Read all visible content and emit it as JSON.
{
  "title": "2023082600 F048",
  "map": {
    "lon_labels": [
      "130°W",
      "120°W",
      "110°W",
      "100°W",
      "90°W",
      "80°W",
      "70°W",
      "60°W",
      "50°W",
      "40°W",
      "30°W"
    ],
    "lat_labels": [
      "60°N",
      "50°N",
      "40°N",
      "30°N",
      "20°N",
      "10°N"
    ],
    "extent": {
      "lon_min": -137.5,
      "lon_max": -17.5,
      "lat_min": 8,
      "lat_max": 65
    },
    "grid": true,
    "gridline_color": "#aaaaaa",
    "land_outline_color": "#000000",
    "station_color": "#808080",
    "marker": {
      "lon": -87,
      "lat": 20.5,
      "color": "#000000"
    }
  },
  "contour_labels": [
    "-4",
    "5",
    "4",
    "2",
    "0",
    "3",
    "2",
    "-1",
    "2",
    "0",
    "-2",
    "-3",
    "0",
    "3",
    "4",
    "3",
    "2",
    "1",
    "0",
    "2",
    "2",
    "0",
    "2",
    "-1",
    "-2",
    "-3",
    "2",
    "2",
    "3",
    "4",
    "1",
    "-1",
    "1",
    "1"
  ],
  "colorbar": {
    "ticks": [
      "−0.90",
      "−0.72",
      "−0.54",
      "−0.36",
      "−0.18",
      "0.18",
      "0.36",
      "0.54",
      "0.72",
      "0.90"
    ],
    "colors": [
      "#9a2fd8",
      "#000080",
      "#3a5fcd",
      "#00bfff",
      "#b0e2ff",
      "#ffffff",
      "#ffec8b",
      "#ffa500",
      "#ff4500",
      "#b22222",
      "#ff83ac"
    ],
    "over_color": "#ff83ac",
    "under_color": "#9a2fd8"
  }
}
========================================
Output the listing above without altering a single character.

● **FINAL RESULT**
Read all visible content and emit it as JSON.
{
  "title": "2023082600 F048",
  "map": {
    "lon_labels": [
      "130°W",
      "120°W",
      "110°W",
      "100°W",
      "90°W",
      "80°W",
      "70°W",
      "60°W",
      "50°W",
      "40°W",
      "30°W"
    ],
    "lat_labels": [
      "60°N",
      "50°N",
      "40°N",
      "30°N",
      "20°N",
      "10°N"
    ],
    "extent": {
      "lon_min": -137.5,
      "lon_max": -17.5,
      "lat_min": 8,
      "lat_max": 65
    },
    "grid": true,
    "gridline_color": "#aaaaaa",
    "land_outline_color": "#000000",
    "station_color": "#808080",
    "marker": {
      "lon": -87,
      "lat": 20.5,
      "color": "#000000"
    }
  },
  "contour_labels": [
    "-4",
    "5",
    "4",
    "2",
    "0",
    "3",
    "2",
    "-1",
    "2",
    "0",
    "-2",
    "-3",
    "0",
    "3",
    "4",
    "3",
    "2",
    "1",
    "0",
    "2",
    "2",
    "0",
    "2",
    "-1",
    "-2",
    "-3",
    "2",
    "2",
    "3",
    "4",
    "1",
    "-1",
    "1",
    "1"
  ],
  "colorbar": {
    "ticks": [
      "−0.90",
      "−0.72",
      "−0.54",
      "−0.36",
      "−0.18",
      "0.18",
      "0.36",
      "0.54",
      "0.72",
      "0.90"
    ],
    "colors": [
      "#9a2fd8",
      "#000080",
      "#3a5fcd",
      "#00bfff",
      "#b0e2ff",
      "#ffffff",
      "#ffec8b",
      "#ffa500",
      "#ff4500",
      "#b22222",
      "#ff83ac"
    ],
    "over_color": "#ff83ac",
    "under_color": "#9a2fd8"
  }
}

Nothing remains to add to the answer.